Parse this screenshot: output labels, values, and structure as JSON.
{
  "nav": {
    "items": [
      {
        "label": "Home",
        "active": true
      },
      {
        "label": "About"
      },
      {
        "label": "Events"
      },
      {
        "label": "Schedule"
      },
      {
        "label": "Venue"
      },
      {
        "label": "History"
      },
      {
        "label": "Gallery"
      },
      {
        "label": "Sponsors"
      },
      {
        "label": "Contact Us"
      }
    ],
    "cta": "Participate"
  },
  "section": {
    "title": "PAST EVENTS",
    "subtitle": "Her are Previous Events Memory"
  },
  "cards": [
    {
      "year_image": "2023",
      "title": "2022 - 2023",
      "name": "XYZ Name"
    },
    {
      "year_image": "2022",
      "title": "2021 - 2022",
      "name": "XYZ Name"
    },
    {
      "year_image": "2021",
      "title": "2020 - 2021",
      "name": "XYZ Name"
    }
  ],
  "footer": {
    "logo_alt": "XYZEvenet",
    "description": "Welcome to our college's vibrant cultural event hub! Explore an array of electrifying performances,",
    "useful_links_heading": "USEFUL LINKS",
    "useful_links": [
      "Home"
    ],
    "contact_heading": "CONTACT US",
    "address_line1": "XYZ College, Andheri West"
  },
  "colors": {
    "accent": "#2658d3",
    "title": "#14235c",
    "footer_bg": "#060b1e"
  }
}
========================
▶ Exercise brief
Repeat the entries shown above, every one, word for word.

▶ Expected answer
Parse this screenshot: output labels, values, and structure as JSON.
{
  "nav": {
    "items": [
      {
        "label": "Home",
        "active": true
      },
      {
        "label": "About"
      },
      {
        "label": "Events"
      },
      {
        "label": "Schedule"
      },
      {
        "label": "Venue"
      },
      {
        "label": "History"
      },
      {
        "label": "Gallery"
      },
      {
        "label": "Sponsors"
      },
      {
        "label": "Contact Us"
      }
    ],
    "cta": "Participate"
  },
  "section": {
    "title": "PAST EVENTS",
    "subtitle": "Her are Previous Events Memory"
  },
  "cards": [
    {
      "year_image": "2023",
      "title": "2022 - 2023",
      "name": "XYZ Name"
    },
    {
      "year_image": "2022",
      "title": "2021 - 2022",
      "name": "XYZ Name"
    },
    {
      "year_image": "2021",
      "title": "2020 - 2021",
      "name": "XYZ Name"
    }
  ],
  "footer": {
    "logo_alt": "XYZEvenet",
    "description": "Welcome to our college's vibrant cultural event hub! Explore an array of electrifying performances,",
    "useful_links_heading": "USEFUL LINKS",
    "useful_links": [
      "Home"
    ],
    "contact_heading": "CONTACT US",
    "address_line1": "XYZ College, Andheri West"
  },
  "colors": {
    "accent": "#2658d3",
    "title": "#14235c",
    "footer_bg": "#060b1e"
  }
}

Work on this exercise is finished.